====== Selected excerpt

Eliot to Derrida is a book which should be read by all students contemplating enrolment for a university course in modern English or European literary studies. Unless, of course, they would prefer not to be forewarned about the scam they may be letting themselves in for.
John Harwood's cautionary tale begins with his own disillusion as a graduate student at Cambridge in the early 1970s, writing a doctoral thesis on the history of Eliot criticism. He was at first disconcerted by his supervisor's reluctance to accept evidence suggesting that the critical reception of Eliot's early poems was by no means as negative as it was often reputed to have been. He was likewise puzzled by observing the law of diminishing returns at work in critical interpretations of Eliot's poetry. The fuller the "treatment", the more unhelpful it became. Gradually it dawned on him that by reading the critics one learns very little about Eliot, but a great deal about the Eliot industry. By 1970 this industry had already produced far more published verbiage than it was humanly possible for any conscientious graduate student to read, let alone evaluate.
The difficulty of distinguishing between Eliot and the Eliot industry is complicated by the industry being started by Eliot himself, aided and abetted by Ezra Pound. The pretentiousness of Eliot's footnotes to The Waste Land has not diminished with the passing of time. What has tended to diminish, rather, is one's surprise at how seriously they have been taken. A poet who can append to the lines "To where Saint Mary Woolnoth kept the hours / With a dead sound on the final stroke of nine" the portentously unexciting footnote: "A phenomenon which I have often noticed," or expand a cryptic reference to Magnus Martyr with the po-faced observation: "The interior of St Magnus Martyr is to my mind one of the finest among Wren's interiors. See The Proposed Demolition of Nineteen City Churches (P.S. King & Son, Ltd.)" is guarding against ridicule by inviting it.

============

**Brief 1**
Name every title of a published work that the passage on Eliot to Derrida mentions.

====== The input

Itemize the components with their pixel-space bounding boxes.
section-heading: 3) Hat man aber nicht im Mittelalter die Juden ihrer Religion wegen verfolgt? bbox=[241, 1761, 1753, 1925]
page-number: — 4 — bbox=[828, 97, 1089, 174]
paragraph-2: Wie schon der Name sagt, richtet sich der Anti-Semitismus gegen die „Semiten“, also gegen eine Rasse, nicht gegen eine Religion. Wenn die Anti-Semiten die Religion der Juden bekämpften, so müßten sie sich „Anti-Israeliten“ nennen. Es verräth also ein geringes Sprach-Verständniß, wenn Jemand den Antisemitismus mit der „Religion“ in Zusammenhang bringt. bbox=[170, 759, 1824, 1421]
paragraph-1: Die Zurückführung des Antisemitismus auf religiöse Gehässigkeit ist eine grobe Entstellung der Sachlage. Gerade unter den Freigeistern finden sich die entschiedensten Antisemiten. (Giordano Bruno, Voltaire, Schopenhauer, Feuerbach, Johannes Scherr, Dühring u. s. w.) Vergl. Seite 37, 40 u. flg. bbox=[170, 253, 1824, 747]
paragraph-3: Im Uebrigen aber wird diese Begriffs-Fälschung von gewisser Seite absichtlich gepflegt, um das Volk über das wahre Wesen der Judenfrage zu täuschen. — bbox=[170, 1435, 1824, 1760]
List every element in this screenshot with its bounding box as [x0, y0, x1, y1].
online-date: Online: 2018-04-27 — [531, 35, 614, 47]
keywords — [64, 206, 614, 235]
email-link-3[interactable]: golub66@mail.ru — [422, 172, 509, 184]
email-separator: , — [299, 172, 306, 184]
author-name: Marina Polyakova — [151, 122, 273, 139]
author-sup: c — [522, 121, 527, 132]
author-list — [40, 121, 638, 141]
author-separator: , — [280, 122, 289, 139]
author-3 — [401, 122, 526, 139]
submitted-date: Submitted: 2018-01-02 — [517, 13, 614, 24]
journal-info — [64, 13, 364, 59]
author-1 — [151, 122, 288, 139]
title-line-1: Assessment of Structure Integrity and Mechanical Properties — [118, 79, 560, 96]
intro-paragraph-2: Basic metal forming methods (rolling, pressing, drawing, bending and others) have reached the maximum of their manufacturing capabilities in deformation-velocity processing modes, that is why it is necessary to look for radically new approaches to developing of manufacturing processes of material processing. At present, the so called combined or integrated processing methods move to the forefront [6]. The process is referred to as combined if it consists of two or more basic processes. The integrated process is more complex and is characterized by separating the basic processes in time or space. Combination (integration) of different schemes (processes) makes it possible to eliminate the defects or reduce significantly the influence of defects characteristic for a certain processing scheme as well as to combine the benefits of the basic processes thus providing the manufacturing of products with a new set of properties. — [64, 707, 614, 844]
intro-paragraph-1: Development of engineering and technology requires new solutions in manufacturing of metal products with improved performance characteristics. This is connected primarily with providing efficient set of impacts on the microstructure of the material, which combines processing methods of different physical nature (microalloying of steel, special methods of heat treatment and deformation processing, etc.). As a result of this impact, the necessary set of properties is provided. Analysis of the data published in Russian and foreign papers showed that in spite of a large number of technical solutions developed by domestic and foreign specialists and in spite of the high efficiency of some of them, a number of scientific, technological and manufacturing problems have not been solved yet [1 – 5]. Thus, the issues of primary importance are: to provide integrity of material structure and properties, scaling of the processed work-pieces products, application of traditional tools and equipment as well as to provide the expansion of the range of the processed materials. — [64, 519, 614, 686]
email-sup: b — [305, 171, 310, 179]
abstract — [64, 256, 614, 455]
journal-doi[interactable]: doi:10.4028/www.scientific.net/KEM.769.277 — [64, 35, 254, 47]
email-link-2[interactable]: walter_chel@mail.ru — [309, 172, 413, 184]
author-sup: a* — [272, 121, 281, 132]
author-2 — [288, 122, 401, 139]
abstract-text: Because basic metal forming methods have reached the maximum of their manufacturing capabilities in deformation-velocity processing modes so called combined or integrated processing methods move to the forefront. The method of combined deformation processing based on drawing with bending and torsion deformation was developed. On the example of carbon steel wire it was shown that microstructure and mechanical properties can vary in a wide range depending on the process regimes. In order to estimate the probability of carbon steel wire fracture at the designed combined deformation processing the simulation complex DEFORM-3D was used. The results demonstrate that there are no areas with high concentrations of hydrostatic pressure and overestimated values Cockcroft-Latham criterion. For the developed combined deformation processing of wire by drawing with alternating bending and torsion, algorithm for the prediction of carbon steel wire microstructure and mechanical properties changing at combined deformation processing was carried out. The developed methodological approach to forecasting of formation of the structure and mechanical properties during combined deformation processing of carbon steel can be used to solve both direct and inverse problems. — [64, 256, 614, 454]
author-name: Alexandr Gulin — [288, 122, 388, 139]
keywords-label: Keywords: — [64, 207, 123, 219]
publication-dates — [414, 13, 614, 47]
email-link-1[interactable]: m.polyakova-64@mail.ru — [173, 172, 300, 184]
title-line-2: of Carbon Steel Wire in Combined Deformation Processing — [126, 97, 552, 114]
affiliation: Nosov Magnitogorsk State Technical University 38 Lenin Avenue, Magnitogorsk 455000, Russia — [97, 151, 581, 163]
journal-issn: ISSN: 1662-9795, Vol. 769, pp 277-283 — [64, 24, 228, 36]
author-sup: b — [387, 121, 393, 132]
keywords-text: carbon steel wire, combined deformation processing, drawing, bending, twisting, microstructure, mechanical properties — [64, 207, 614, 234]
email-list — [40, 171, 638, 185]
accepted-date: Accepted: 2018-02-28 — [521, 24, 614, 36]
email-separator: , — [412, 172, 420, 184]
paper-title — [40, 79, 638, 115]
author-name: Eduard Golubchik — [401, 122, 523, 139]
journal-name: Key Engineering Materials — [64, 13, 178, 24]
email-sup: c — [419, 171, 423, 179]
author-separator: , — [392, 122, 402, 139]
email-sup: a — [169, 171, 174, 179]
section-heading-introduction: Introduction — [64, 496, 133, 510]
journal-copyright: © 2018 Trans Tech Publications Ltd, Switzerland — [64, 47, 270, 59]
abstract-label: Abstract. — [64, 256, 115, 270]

============

**Brief 2**
In the listing, from its first line through the line containing "email-separator: , — [299, 172, 306, 184]", substitute "page" for "screenshot", change nothing else, and return only those lines.

**Correct answer 1**
Eliot to Derrida
The Waste Land
The Proposed Demolition of Nineteen City Churches

**Correct answer 2**
Itemize the components with their pixel-space bounding boxes.
section-heading: 3) Hat man aber nicht im Mittelalter die Juden ihrer Religion wegen verfolgt? bbox=[241, 1761, 1753, 1925]
page-number: — 4 — bbox=[828, 97, 1089, 174]
paragraph-2: Wie schon der Name sagt, richtet sich der Anti-Semitismus gegen die „Semiten“, also gegen eine Rasse, nicht gegen eine Religion. Wenn die Anti-Semiten die Religion der Juden bekämpften, so müßten sie sich „Anti-Israeliten“ nennen. Es verräth also ein geringes Sprach-Verständniß, wenn Jemand den Antisemitismus mit der „Religion“ in Zusammenhang bringt. bbox=[170, 759, 1824, 1421]
paragraph-1: Die Zurückführung des Antisemitismus auf religiöse Gehässigkeit ist eine grobe Entstellung der Sachlage. Gerade unter den Freigeistern finden sich die entschiedensten Antisemiten. (Giordano Bruno, Voltaire, Schopenhauer, Feuerbach, Johannes Scherr, Dühring u. s. w.) Vergl. Seite 37, 40 u. flg. bbox=[170, 253, 1824, 747]
paragraph-3: Im Uebrigen aber wird diese Begriffs-Fälschung von gewisser Seite absichtlich gepflegt, um das Volk über das wahre Wesen der Judenfrage zu täuschen. — bbox=[170, 1435, 1824, 1760]
List every element in this page with its bounding box as [x0, y0, x1, y1].
online-date: Online: 2018-04-27 — [531, 35, 614, 47]
keywords — [64, 206, 614, 235]
email-link-3[interactable]: golub66@mail.ru — [422, 172, 509, 184]
email-separator: , — [299, 172, 306, 184]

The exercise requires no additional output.